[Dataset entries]

##############################

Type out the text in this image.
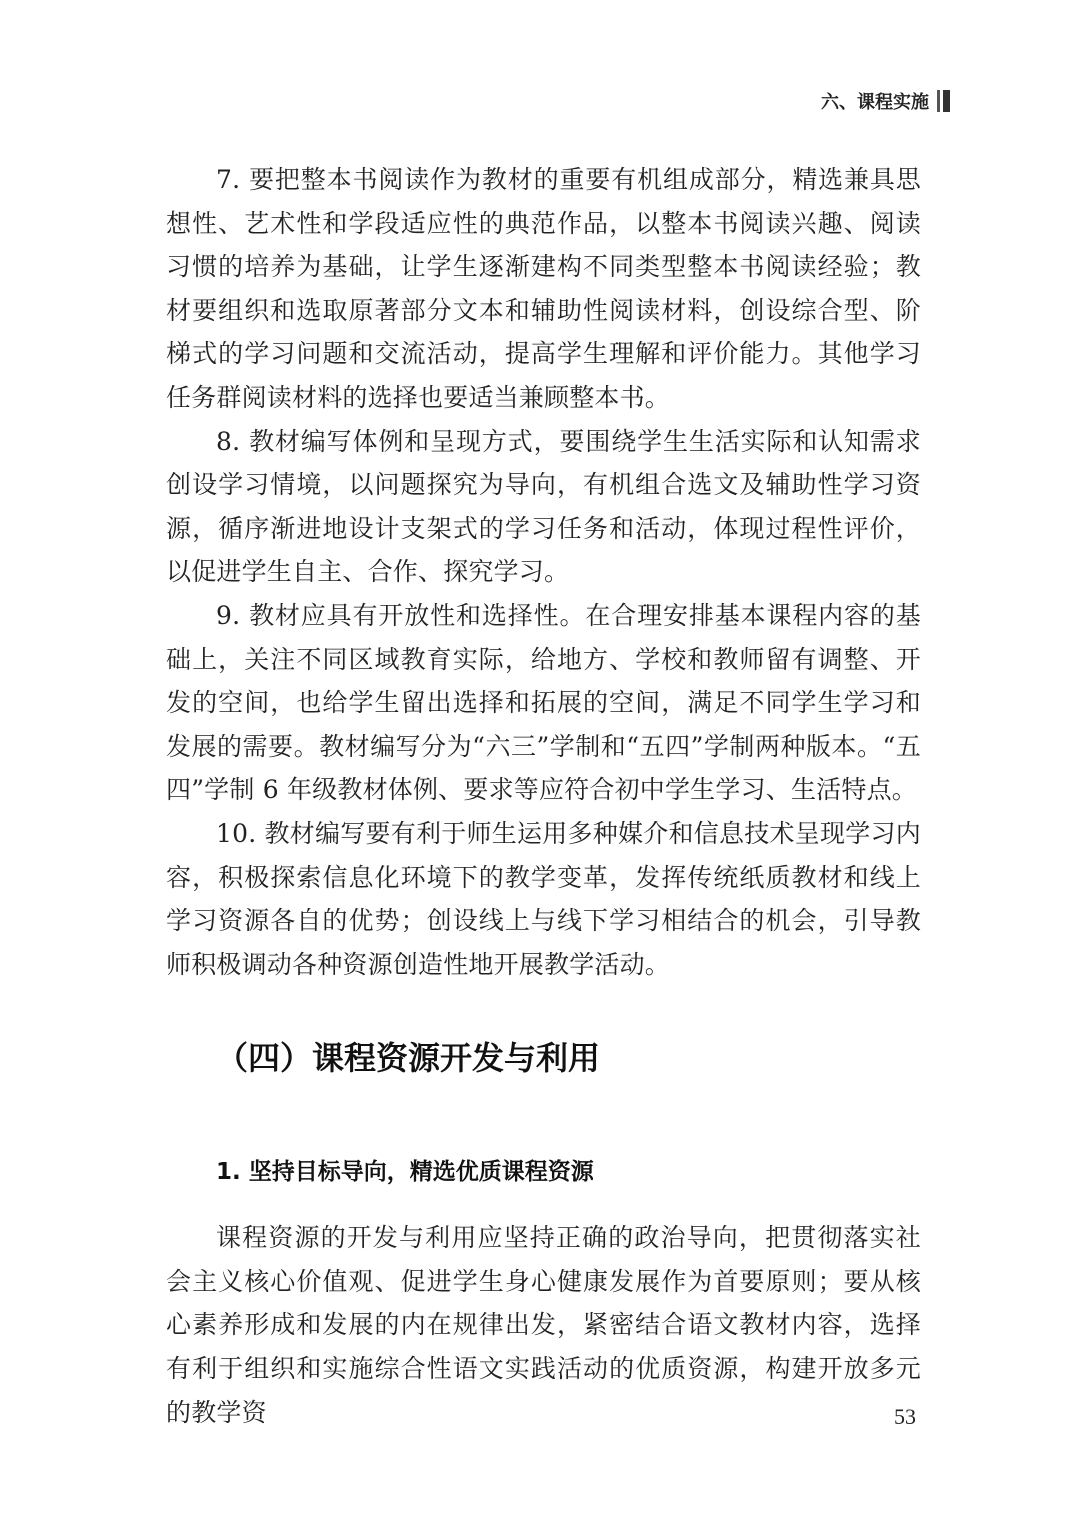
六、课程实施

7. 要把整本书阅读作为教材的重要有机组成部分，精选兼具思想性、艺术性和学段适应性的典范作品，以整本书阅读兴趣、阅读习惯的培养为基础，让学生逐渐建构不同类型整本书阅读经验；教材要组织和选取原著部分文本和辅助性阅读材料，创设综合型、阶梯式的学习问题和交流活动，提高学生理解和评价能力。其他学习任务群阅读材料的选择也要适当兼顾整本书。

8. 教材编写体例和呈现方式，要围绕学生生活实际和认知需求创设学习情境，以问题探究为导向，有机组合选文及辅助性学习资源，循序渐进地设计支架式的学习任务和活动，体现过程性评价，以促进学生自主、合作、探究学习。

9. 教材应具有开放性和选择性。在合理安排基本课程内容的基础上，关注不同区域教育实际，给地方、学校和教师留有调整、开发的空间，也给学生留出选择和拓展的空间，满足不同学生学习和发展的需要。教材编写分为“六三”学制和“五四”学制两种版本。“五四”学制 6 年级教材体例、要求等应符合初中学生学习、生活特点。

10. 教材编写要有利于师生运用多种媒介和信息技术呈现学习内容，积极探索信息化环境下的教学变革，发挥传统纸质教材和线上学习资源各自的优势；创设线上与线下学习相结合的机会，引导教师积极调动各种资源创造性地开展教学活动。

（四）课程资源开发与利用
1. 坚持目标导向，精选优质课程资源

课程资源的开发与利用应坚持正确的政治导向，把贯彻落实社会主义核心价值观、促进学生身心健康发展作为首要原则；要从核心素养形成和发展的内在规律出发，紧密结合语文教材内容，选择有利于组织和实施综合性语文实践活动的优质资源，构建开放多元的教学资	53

##############################

* Task details:
Reproduce the listing exactly. Leave its pictures out.

* Task response:
Type out the text in this image.
六、课程实施

7. 要把整本书阅读作为教材的重要有机组成部分，精选兼具思想性、艺术性和学段适应性的典范作品，以整本书阅读兴趣、阅读习惯的培养为基础，让学生逐渐建构不同类型整本书阅读经验；教材要组织和选取原著部分文本和辅助性阅读材料，创设综合型、阶梯式的学习问题和交流活动，提高学生理解和评价能力。其他学习任务群阅读材料的选择也要适当兼顾整本书。

8. 教材编写体例和呈现方式，要围绕学生生活实际和认知需求创设学习情境，以问题探究为导向，有机组合选文及辅助性学习资源，循序渐进地设计支架式的学习任务和活动，体现过程性评价，以促进学生自主、合作、探究学习。

9. 教材应具有开放性和选择性。在合理安排基本课程内容的基础上，关注不同区域教育实际，给地方、学校和教师留有调整、开发的空间，也给学生留出选择和拓展的空间，满足不同学生学习和发展的需要。教材编写分为“六三”学制和“五四”学制两种版本。“五四”学制 6 年级教材体例、要求等应符合初中学生学习、生活特点。

10. 教材编写要有利于师生运用多种媒介和信息技术呈现学习内容，积极探索信息化环境下的教学变革，发挥传统纸质教材和线上学习资源各自的优势；创设线上与线下学习相结合的机会，引导教师积极调动各种资源创造性地开展教学活动。

（四）课程资源开发与利用
1. 坚持目标导向，精选优质课程资源

课程资源的开发与利用应坚持正确的政治导向，把贯彻落实社会主义核心价值观、促进学生身心健康发展作为首要原则；要从核心素养形成和发展的内在规律出发，紧密结合语文教材内容，选择有利于组织和实施综合性语文实践活动的优质资源，构建开放多元的教学资	53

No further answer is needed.